__INFORMATION PROVIDED__
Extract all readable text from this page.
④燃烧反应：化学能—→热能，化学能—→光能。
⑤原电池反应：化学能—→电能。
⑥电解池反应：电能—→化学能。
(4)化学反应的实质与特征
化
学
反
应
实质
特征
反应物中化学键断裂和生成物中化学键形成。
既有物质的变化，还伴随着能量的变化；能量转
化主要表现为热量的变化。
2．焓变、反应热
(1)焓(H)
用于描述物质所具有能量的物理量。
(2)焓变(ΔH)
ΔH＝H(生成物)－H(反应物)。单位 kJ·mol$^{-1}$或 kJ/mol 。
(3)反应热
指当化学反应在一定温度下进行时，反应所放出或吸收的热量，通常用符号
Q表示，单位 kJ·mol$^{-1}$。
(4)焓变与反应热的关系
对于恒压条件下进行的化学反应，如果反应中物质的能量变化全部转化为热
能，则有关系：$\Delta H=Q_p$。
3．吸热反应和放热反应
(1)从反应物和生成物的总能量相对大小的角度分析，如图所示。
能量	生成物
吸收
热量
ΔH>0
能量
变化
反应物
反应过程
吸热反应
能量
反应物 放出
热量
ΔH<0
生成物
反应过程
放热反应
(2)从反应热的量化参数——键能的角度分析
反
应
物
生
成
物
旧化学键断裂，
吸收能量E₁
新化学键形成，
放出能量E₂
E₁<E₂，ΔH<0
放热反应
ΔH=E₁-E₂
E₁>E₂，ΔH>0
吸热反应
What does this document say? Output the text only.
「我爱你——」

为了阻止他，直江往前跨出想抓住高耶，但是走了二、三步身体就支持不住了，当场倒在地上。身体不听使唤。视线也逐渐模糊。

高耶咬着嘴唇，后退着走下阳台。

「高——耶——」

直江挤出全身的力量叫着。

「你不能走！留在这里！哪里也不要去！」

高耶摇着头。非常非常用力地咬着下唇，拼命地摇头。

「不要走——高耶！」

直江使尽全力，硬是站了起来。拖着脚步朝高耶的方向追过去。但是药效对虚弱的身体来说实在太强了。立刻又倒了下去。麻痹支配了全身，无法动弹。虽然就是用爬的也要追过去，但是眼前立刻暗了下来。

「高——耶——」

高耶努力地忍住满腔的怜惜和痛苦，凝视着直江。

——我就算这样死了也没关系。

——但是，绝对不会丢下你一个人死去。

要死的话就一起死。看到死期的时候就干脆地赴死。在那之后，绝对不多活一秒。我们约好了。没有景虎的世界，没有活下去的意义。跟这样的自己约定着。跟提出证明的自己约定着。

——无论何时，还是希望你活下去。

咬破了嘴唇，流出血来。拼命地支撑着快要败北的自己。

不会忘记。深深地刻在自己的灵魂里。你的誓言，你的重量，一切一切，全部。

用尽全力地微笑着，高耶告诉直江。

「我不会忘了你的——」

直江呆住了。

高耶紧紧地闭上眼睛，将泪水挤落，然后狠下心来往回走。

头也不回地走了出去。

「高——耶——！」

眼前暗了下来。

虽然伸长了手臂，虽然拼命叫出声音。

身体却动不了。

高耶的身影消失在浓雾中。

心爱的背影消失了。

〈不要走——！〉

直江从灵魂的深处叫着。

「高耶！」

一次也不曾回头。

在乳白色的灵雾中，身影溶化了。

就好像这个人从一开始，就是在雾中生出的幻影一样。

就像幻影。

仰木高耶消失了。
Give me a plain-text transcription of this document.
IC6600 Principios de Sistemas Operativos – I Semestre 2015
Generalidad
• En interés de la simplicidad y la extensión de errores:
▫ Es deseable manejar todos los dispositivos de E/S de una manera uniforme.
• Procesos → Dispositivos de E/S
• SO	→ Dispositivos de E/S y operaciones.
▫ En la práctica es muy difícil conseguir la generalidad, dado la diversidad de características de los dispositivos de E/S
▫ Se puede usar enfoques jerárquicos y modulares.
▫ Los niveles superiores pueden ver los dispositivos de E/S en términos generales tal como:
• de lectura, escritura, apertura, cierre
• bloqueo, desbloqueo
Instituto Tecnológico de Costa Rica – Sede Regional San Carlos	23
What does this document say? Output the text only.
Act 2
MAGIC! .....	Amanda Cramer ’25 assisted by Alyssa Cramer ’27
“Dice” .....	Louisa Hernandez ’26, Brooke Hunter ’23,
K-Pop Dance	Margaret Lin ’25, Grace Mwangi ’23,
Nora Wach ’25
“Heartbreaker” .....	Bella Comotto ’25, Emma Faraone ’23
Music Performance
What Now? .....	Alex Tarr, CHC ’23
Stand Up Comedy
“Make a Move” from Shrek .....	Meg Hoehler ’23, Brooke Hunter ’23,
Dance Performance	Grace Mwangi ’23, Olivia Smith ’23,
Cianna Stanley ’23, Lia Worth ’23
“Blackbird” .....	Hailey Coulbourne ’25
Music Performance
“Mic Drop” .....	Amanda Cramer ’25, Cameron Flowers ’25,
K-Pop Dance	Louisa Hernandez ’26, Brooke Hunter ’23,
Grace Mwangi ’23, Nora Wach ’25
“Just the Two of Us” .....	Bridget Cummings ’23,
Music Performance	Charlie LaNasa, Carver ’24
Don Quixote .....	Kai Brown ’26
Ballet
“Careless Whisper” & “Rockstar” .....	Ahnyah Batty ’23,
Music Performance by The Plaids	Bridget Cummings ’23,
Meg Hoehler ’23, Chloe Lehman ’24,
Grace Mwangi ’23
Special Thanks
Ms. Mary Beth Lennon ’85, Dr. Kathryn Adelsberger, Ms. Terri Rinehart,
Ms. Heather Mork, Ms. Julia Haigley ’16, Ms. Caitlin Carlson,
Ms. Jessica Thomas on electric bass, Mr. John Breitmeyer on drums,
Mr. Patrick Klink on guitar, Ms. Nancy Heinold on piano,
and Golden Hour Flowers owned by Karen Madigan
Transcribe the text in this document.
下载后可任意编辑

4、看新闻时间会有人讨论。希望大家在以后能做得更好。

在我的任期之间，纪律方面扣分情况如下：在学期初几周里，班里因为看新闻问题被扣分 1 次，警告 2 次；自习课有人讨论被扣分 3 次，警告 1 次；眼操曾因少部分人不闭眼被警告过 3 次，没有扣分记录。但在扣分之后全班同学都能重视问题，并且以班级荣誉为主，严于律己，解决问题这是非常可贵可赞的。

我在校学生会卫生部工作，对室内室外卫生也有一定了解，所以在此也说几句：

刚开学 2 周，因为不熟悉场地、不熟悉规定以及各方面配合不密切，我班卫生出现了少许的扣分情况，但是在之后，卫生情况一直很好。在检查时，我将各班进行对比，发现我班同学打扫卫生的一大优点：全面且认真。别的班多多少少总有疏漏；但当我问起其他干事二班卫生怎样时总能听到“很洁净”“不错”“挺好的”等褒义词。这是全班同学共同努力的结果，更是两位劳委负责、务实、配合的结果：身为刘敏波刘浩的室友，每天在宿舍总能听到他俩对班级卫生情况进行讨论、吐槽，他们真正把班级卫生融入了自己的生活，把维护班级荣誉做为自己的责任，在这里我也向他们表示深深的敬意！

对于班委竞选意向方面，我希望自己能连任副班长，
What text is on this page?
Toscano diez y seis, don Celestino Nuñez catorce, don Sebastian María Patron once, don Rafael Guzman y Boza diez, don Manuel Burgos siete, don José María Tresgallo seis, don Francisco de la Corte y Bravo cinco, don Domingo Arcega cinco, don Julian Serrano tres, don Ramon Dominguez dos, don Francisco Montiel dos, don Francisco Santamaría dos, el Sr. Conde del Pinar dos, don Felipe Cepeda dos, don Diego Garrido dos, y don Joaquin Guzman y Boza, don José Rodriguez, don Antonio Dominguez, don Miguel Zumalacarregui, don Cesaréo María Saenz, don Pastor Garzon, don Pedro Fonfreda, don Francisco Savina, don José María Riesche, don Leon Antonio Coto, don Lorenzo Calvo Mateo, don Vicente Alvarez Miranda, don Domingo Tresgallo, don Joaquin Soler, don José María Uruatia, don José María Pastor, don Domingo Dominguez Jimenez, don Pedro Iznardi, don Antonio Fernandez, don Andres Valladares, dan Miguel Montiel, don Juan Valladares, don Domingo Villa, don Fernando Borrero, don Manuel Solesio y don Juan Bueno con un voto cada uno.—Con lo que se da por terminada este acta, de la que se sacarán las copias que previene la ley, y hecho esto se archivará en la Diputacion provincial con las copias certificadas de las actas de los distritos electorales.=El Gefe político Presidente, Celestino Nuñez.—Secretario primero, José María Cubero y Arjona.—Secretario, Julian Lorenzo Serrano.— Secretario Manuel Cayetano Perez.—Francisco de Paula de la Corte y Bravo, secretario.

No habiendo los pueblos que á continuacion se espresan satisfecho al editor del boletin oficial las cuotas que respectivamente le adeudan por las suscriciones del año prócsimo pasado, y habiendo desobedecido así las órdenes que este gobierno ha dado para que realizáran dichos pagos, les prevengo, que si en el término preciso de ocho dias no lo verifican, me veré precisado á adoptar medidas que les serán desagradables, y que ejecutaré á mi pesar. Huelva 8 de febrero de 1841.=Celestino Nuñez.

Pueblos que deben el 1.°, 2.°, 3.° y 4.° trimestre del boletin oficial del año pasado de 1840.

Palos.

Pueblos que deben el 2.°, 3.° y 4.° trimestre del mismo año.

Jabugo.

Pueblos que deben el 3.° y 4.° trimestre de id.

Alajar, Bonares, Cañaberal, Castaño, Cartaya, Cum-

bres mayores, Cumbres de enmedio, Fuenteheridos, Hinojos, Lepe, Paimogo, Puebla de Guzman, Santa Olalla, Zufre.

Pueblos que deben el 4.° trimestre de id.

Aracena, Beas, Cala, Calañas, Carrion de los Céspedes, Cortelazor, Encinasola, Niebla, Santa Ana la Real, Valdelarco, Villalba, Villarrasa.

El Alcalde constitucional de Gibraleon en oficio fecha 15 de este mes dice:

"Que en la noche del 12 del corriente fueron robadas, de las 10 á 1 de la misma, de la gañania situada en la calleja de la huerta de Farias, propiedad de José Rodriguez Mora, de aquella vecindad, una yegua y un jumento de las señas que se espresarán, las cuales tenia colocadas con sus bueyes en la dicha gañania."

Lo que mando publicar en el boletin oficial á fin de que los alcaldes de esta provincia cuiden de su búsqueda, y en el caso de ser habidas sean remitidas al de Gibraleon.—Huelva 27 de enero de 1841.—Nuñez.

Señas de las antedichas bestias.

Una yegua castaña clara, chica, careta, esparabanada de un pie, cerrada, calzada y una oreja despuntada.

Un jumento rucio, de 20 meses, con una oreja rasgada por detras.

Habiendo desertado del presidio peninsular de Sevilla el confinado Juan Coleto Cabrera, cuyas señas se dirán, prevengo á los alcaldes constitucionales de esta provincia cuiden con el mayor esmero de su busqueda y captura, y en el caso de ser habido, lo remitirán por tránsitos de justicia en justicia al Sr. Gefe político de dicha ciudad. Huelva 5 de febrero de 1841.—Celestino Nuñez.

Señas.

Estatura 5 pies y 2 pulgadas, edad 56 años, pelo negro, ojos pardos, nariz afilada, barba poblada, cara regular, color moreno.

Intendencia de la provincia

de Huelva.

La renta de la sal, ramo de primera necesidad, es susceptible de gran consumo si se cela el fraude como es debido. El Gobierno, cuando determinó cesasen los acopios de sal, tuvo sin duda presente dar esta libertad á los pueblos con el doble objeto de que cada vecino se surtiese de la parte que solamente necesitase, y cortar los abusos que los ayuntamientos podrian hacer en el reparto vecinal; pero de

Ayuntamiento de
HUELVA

__GIVEN EXERCISE__
Find "oficial". Copy every line it occurs in.

__THE SOLUTION__
No habiendo los pueblos que á continuacion se espresan satisfecho al editor del boletin oficial las cuotas que respectivamente le adeudan por las suscriciones del año prócsimo pasado, y habiendo desobedecido así las órdenes que este gobierno ha dado para que realizáran dichos pagos, les prevengo, que si en el término preciso de ocho dias no lo verifican, me veré precisado á adoptar medidas que les serán desagradables, y que ejecutaré á mi pesar. Huelva 8 de febrero de 1841.=Celestino Nuñez.
Pueblos que deben el 1.°, 2.°, 3.° y 4.° trimestre del boletin oficial del año pasado de 1840.
Lo que mando publicar en el boletin oficial á fin de que los alcaldes de esta provincia cuiden de su búsqueda, y en el caso de ser habidas sean remitidas al de Gibraleon.—Huelva 27 de enero de 1841.—Nuñez.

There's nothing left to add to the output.